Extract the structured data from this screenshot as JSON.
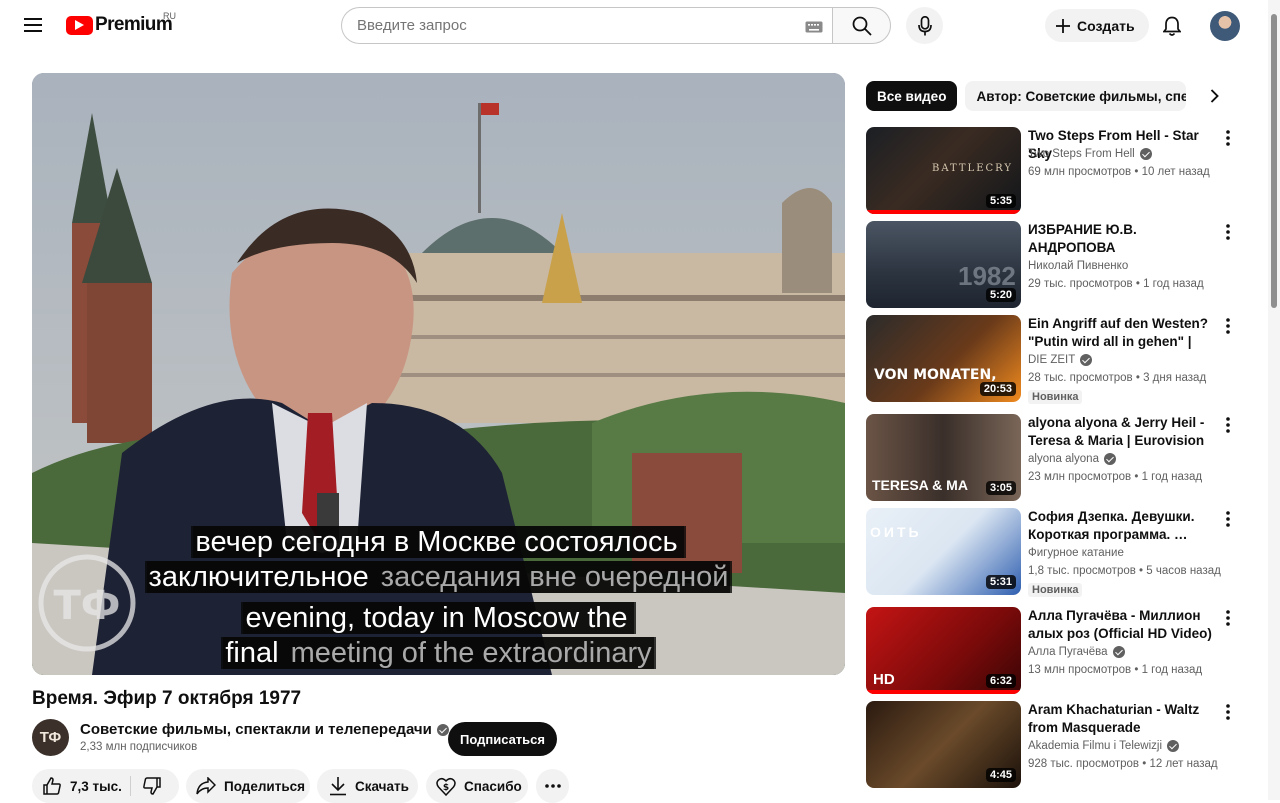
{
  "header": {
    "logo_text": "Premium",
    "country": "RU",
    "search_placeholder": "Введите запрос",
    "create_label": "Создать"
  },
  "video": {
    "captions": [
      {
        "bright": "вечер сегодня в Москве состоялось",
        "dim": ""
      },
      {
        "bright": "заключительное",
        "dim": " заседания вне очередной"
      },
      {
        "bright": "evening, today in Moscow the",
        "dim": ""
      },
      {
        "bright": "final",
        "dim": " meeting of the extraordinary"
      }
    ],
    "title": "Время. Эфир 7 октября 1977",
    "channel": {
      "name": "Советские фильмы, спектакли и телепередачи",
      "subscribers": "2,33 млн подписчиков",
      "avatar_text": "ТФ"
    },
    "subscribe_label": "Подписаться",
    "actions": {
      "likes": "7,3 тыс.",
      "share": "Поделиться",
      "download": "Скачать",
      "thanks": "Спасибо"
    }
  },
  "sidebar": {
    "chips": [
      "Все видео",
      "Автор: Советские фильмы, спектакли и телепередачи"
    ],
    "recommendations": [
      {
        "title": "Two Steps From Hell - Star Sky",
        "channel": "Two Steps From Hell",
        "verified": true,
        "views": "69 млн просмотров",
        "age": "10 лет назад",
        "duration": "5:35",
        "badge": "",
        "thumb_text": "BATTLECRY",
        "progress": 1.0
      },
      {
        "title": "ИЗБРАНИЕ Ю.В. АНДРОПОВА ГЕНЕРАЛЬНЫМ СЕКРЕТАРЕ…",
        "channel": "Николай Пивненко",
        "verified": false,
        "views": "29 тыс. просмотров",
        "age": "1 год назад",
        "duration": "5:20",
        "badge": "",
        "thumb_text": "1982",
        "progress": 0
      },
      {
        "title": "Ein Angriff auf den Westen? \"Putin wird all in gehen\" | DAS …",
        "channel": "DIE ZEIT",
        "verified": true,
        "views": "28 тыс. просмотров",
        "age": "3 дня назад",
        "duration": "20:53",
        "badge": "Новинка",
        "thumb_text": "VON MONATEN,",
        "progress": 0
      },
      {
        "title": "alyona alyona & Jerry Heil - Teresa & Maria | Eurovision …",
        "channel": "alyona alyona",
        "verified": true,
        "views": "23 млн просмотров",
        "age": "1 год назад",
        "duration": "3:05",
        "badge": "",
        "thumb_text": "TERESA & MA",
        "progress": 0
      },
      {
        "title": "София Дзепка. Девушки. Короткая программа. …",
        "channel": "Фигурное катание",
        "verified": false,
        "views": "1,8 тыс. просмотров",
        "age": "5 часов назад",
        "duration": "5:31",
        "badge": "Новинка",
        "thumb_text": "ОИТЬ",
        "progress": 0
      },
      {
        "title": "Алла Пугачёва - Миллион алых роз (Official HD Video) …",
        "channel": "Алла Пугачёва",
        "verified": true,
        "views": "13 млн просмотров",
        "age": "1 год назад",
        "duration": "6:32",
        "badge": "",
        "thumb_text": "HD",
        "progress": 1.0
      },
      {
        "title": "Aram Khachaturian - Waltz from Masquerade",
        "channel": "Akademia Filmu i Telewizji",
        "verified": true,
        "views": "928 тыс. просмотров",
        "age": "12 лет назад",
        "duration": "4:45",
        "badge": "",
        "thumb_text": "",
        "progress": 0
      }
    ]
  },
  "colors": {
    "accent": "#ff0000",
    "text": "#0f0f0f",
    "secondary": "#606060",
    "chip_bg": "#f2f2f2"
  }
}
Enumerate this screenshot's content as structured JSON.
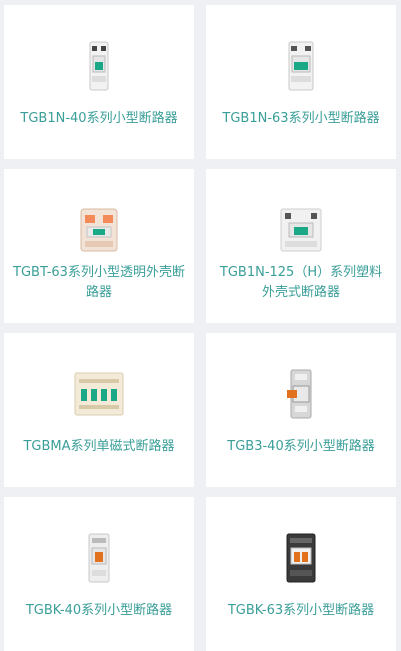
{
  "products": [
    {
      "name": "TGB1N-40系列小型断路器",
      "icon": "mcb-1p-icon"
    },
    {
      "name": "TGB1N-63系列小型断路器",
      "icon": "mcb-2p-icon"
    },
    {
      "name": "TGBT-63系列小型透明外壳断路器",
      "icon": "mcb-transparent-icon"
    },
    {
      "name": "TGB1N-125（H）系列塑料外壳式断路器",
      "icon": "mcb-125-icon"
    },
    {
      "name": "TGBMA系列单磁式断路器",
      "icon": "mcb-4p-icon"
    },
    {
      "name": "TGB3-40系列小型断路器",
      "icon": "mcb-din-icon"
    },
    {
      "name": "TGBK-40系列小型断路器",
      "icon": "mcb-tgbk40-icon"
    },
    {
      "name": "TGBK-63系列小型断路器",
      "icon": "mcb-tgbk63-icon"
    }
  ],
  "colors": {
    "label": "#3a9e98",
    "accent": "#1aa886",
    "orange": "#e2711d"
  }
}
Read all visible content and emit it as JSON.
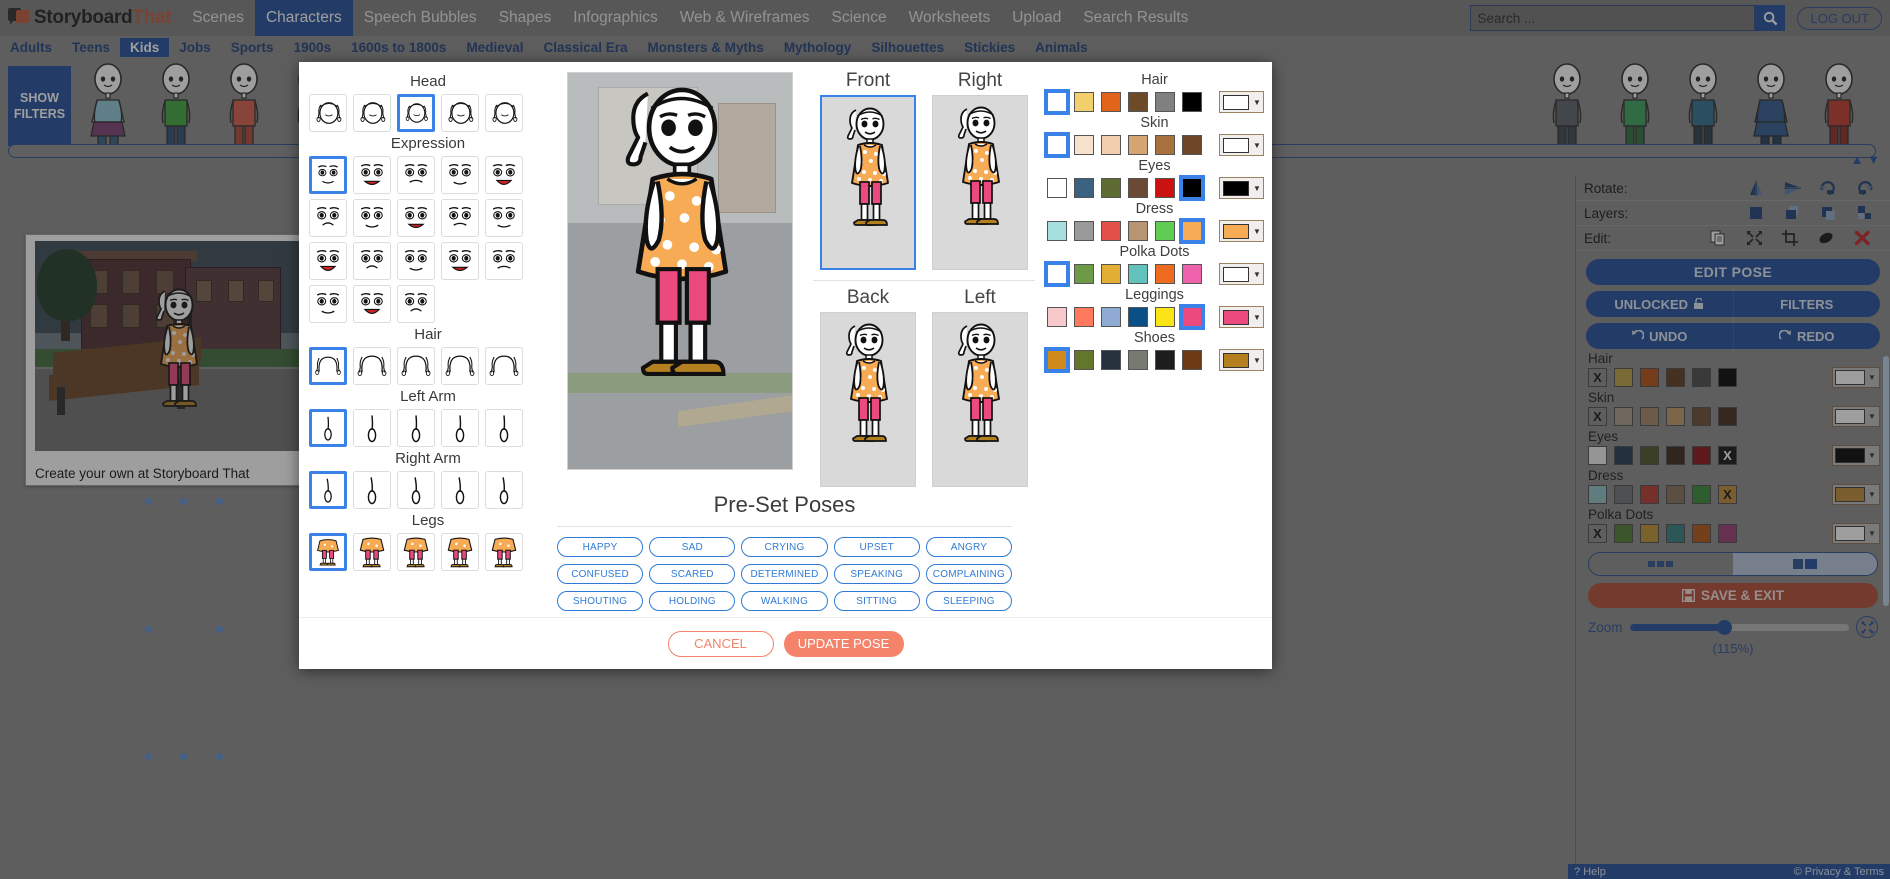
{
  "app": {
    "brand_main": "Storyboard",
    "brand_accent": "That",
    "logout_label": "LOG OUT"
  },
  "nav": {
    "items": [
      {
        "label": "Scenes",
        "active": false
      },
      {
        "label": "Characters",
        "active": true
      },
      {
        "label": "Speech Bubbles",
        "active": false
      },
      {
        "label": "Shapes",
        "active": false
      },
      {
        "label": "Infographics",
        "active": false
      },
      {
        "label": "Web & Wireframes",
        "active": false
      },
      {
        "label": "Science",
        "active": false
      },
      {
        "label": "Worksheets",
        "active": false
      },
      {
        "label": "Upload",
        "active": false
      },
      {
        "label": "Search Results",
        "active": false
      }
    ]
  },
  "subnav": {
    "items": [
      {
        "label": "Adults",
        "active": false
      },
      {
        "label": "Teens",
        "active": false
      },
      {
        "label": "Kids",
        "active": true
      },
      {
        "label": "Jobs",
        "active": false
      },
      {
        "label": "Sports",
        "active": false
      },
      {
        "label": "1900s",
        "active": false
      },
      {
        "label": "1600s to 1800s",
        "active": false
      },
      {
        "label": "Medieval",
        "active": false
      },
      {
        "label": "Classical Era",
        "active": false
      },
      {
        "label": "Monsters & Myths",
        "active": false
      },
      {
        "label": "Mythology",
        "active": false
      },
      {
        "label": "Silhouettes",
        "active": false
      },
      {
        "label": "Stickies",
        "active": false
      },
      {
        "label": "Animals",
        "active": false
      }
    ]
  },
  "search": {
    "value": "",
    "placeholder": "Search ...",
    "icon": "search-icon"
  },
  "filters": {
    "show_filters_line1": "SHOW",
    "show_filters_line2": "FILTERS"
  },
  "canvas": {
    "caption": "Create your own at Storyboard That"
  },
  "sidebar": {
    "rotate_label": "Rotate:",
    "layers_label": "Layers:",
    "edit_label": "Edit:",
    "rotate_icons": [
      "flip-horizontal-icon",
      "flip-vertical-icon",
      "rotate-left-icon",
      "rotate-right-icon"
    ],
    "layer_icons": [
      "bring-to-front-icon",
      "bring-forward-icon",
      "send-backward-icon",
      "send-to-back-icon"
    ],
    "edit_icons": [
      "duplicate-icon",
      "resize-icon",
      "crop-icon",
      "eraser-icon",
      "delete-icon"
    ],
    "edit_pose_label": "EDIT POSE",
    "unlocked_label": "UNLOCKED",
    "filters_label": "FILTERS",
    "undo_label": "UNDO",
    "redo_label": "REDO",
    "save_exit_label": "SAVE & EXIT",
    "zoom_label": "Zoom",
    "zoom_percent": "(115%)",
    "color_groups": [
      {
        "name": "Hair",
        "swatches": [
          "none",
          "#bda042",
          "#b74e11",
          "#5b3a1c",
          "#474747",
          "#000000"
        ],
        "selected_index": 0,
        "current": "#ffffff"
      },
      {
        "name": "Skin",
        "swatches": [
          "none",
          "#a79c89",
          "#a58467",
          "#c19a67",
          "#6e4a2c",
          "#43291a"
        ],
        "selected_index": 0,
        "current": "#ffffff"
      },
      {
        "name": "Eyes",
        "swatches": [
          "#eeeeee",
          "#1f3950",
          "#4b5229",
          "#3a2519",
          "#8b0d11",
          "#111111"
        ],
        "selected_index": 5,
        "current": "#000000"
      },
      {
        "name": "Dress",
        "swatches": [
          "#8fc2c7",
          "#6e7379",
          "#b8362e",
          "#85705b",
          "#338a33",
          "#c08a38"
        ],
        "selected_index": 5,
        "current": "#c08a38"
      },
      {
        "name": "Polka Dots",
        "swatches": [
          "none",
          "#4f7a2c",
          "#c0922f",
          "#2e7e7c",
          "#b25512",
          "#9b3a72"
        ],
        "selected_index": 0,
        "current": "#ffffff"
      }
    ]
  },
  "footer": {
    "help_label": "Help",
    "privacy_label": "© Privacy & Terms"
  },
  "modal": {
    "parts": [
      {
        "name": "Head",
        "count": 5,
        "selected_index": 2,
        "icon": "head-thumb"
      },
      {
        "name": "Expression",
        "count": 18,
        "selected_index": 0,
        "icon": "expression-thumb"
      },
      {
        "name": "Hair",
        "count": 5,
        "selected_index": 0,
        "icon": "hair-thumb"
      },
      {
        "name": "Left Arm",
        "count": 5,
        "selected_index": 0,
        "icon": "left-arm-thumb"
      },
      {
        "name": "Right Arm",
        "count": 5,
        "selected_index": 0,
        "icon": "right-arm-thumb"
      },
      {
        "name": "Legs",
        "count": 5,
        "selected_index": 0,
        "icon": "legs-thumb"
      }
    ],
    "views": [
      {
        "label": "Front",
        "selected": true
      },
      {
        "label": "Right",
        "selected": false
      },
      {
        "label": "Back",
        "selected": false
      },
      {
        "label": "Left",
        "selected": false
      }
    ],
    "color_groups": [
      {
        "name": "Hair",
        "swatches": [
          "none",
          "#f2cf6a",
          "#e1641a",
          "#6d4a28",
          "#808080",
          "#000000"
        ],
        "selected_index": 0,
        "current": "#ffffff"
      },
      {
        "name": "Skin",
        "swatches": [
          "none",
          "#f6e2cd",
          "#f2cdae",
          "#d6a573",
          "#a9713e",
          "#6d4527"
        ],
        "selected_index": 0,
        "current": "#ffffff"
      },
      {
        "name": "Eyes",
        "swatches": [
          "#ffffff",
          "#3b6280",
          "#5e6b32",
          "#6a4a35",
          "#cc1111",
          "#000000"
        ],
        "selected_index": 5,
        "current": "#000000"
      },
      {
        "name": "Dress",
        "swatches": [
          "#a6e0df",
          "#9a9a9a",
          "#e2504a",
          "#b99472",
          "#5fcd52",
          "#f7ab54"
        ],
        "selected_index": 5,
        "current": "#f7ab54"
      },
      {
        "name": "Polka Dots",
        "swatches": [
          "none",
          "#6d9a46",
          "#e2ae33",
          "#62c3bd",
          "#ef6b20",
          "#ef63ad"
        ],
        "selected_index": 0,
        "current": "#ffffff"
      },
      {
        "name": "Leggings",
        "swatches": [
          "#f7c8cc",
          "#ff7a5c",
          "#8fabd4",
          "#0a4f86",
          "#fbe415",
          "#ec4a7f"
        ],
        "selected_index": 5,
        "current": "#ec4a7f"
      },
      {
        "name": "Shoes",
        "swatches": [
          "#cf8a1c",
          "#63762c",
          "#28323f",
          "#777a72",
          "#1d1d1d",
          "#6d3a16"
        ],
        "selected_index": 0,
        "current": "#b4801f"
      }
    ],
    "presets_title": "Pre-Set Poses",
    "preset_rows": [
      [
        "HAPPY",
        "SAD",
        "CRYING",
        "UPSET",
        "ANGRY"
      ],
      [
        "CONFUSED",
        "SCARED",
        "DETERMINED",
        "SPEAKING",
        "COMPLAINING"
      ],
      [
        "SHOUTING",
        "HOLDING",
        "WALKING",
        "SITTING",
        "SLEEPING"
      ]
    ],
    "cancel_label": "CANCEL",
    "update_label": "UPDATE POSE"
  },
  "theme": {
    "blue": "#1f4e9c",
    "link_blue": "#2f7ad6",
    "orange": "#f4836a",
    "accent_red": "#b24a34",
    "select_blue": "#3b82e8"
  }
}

◇ ◇ ◇ ◇

THE TASK — Only the number is wanted: how many lines above include the word "Hell"?

THE REPLY — 2